*** DATA SHOWN ***

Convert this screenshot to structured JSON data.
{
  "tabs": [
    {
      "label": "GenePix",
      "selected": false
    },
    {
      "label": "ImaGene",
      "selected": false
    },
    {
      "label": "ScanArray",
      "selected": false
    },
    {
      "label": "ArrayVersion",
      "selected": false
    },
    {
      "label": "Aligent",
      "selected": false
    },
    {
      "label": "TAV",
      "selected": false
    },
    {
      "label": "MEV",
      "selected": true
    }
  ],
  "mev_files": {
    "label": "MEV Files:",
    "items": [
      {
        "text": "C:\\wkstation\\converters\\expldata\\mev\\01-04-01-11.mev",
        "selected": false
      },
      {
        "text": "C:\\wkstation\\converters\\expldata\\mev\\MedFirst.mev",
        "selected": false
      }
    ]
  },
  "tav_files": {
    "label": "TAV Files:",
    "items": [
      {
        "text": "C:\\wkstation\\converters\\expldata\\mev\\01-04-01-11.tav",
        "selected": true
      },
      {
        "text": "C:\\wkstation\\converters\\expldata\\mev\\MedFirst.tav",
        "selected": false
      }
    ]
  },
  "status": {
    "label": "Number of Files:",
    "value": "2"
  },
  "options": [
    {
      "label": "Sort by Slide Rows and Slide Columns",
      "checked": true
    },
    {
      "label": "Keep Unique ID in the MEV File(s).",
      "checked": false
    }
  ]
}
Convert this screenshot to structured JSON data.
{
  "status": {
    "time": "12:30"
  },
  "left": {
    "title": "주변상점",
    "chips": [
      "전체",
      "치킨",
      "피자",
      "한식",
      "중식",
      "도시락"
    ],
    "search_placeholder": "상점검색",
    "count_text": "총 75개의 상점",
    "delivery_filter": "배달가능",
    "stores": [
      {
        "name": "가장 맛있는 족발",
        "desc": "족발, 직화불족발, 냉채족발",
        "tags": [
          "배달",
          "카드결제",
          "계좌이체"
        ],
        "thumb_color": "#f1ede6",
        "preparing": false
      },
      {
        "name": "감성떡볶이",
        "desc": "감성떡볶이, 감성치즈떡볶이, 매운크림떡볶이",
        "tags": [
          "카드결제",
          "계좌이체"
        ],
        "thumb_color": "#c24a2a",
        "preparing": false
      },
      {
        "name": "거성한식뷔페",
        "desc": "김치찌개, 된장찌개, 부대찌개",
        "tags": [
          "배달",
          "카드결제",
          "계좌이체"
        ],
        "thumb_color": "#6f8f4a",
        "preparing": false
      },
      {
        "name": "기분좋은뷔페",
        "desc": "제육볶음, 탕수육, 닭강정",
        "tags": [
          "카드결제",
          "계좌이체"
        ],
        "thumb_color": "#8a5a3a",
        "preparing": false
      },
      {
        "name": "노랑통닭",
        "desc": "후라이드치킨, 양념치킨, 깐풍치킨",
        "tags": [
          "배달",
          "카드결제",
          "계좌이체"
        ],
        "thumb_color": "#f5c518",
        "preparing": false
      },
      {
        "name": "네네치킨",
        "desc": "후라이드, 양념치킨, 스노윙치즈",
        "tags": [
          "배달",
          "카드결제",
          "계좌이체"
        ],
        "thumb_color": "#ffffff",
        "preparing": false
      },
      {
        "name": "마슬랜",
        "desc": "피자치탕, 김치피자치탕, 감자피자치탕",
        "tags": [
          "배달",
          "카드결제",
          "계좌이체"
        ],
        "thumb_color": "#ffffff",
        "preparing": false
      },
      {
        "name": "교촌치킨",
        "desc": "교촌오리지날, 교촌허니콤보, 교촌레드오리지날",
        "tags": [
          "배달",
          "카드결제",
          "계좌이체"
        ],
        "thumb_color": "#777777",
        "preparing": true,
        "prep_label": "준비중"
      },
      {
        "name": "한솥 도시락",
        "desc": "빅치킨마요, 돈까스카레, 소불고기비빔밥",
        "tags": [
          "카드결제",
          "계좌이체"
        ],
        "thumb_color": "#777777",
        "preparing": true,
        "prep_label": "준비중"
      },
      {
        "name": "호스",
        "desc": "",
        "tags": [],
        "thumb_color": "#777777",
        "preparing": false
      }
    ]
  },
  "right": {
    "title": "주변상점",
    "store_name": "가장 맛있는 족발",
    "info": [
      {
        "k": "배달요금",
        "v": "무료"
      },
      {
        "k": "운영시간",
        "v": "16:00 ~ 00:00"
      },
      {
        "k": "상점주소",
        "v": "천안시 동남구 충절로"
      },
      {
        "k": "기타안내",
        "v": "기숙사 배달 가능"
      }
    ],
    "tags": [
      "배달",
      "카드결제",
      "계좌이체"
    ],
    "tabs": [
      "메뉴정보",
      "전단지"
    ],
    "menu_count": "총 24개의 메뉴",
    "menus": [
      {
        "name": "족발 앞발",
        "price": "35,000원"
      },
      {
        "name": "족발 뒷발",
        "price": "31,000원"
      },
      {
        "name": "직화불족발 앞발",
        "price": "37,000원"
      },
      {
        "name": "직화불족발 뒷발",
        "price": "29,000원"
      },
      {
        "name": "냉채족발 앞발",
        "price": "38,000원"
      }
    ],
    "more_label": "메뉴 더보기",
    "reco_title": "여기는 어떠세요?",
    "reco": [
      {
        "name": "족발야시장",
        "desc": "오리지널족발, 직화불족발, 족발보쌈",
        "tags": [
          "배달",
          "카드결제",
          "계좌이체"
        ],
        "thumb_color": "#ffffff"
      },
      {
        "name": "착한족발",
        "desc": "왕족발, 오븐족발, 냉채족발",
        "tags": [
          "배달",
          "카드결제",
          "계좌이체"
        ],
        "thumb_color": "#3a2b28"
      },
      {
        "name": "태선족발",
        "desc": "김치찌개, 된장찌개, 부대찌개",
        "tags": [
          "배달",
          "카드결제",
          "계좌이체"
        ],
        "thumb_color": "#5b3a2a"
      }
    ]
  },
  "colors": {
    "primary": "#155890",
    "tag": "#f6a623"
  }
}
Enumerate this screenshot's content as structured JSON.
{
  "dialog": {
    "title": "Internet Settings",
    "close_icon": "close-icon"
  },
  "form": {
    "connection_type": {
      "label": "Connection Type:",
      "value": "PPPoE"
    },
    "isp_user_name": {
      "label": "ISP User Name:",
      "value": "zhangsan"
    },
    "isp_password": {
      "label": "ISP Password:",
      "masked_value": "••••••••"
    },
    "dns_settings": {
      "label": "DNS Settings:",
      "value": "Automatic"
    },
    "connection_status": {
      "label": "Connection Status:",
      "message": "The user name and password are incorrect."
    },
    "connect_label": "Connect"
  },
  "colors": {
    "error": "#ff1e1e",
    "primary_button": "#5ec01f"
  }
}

***

### PROBLEM:
Copy every line of the records word for word.

### SOLUTION TO THIS TASK:
Convert this screenshot to structured JSON data.
{
  "tabs": [
    {
      "label": "GenePix",
      "selected": false
    },
    {
      "label": "ImaGene",
      "selected": false
    },
    {
      "label": "ScanArray",
      "selected": false
    },
    {
      "label": "ArrayVersion",
      "selected": false
    },
    {
      "label": "Aligent",
      "selected": false
    },
    {
      "label": "TAV",
      "selected": false
    },
    {
      "label": "MEV",
      "selected": true
    }
  ],
  "mev_files": {
    "label": "MEV Files:",
    "items": [
      {
        "text": "C:\\wkstation\\converters\\expldata\\mev\\01-04-01-11.mev",
        "selected": false
      },
      {
        "text": "C:\\wkstation\\converters\\expldata\\mev\\MedFirst.mev",
        "selected": false
      }
    ]
  },
  "tav_files": {
    "label": "TAV Files:",
    "items": [
      {
        "text": "C:\\wkstation\\converters\\expldata\\mev\\01-04-01-11.tav",
        "selected": true
      },
      {
        "text": "C:\\wkstation\\converters\\expldata\\mev\\MedFirst.tav",
        "selected": false
      }
    ]
  },
  "status": {
    "label": "Number of Files:",
    "value": "2"
  },
  "options": [
    {
      "label": "Sort by Slide Rows and Slide Columns",
      "checked": true
    },
    {
      "label": "Keep Unique ID in the MEV File(s).",
      "checked": false
    }
  ]
}
Convert this screenshot to structured JSON data.
{
  "status": {
    "time": "12:30"
  },
  "left": {
    "title": "주변상점",
    "chips": [
      "전체",
      "치킨",
      "피자",
      "한식",
      "중식",
      "도시락"
    ],
    "search_placeholder": "상점검색",
    "count_text": "총 75개의 상점",
    "delivery_filter": "배달가능",
    "stores": [
      {
        "name": "가장 맛있는 족발",
        "desc": "족발, 직화불족발, 냉채족발",
        "tags": [
          "배달",
          "카드결제",
          "계좌이체"
        ],
        "thumb_color": "#f1ede6",
        "preparing": false
      },
      {
        "name": "감성떡볶이",
        "desc": "감성떡볶이, 감성치즈떡볶이, 매운크림떡볶이",
        "tags": [
          "카드결제",
          "계좌이체"
        ],
        "thumb_color": "#c24a2a",
        "preparing": false
      },
      {
        "name": "거성한식뷔페",
        "desc": "김치찌개, 된장찌개, 부대찌개",
        "tags": [
          "배달",
          "카드결제",
          "계좌이체"
        ],
        "thumb_color": "#6f8f4a",
        "preparing": false
      },
      {
        "name": "기분좋은뷔페",
        "desc": "제육볶음, 탕수육, 닭강정",
        "tags": [
          "카드결제",
          "계좌이체"
        ],
        "thumb_color": "#8a5a3a",
        "preparing": false
      },
      {
        "name": "노랑통닭",
        "desc": "후라이드치킨, 양념치킨, 깐풍치킨",
        "tags": [
          "배달",
          "카드결제",
          "계좌이체"
        ],
        "thumb_color": "#f5c518",
        "preparing": false
      },
      {
        "name": "네네치킨",
        "desc": "후라이드, 양념치킨, 스노윙치즈",
        "tags": [
          "배달",
          "카드결제",
          "계좌이체"
        ],
        "thumb_color": "#ffffff",
        "preparing": false
      },
      {
        "name": "마슬랜",
        "desc": "피자치탕, 김치피자치탕, 감자피자치탕",
        "tags": [
          "배달",
          "카드결제",
          "계좌이체"
        ],
        "thumb_color": "#ffffff",
        "preparing": false
      },
      {
        "name": "교촌치킨",
        "desc": "교촌오리지날, 교촌허니콤보, 교촌레드오리지날",
        "tags": [
          "배달",
          "카드결제",
          "계좌이체"
        ],
        "thumb_color": "#777777",
        "preparing": true,
        "prep_label": "준비중"
      },
      {
        "name": "한솥 도시락",
        "desc": "빅치킨마요, 돈까스카레, 소불고기비빔밥",
        "tags": [
          "카드결제",
          "계좌이체"
        ],
        "thumb_color": "#777777",
        "preparing": true,
        "prep_label": "준비중"
      },
      {
        "name": "호스",
        "desc": "",
        "tags": [],
        "thumb_color": "#777777",
        "preparing": false
      }
    ]
  },
  "right": {
    "title": "주변상점",
    "store_name": "가장 맛있는 족발",
    "info": [
      {
        "k": "배달요금",
        "v": "무료"
      },
      {
        "k": "운영시간",
        "v": "16:00 ~ 00:00"
      },
      {
        "k": "상점주소",
        "v": "천안시 동남구 충절로"
      },
      {
        "k": "기타안내",
        "v": "기숙사 배달 가능"
      }
    ],
    "tags": [
      "배달",
      "카드결제",
      "계좌이체"
    ],
    "tabs": [
      "메뉴정보",
      "전단지"
    ],
    "menu_count": "총 24개의 메뉴",
    "menus": [
      {
        "name": "족발 앞발",
        "price": "35,000원"
      },
      {
        "name": "족발 뒷발",
        "price": "31,000원"
      },
      {
        "name": "직화불족발 앞발",
        "price": "37,000원"
      },
      {
        "name": "직화불족발 뒷발",
        "price": "29,000원"
      },
      {
        "name": "냉채족발 앞발",
        "price": "38,000원"
      }
    ],
    "more_label": "메뉴 더보기",
    "reco_title": "여기는 어떠세요?",
    "reco": [
      {
        "name": "족발야시장",
        "desc": "오리지널족발, 직화불족발, 족발보쌈",
        "tags": [
          "배달",
          "카드결제",
          "계좌이체"
        ],
        "thumb_color": "#ffffff"
      },
      {
        "name": "착한족발",
        "desc": "왕족발, 오븐족발, 냉채족발",
        "tags": [
          "배달",
          "카드결제",
          "계좌이체"
        ],
        "thumb_color": "#3a2b28"
      },
      {
        "name": "태선족발",
        "desc": "김치찌개, 된장찌개, 부대찌개",
        "tags": [
          "배달",
          "카드결제",
          "계좌이체"
        ],
        "thumb_color": "#5b3a2a"
      }
    ]
  },
  "colors": {
    "primary": "#155890",
    "tag": "#f6a623"
  }
}
Enumerate this screenshot's content as structured JSON.
{
  "dialog": {
    "title": "Internet Settings",
    "close_icon": "close-icon"
  },
  "form": {
    "connection_type": {
      "label": "Connection Type:",
      "value": "PPPoE"
    },
    "isp_user_name": {
      "label": "ISP User Name:",
      "value": "zhangsan"
    },
    "isp_password": {
      "label": "ISP Password:",
      "masked_value": "••••••••"
    },
    "dns_settings": {
      "label": "DNS Settings:",
      "value": "Automatic"
    },
    "connection_status": {
      "label": "Connection Status:",
      "message": "The user name and password are incorrect."
    },
    "connect_label": "Connect"
  },
  "colors": {
    "error": "#ff1e1e",
    "primary_button": "#5ec01f"
  }
}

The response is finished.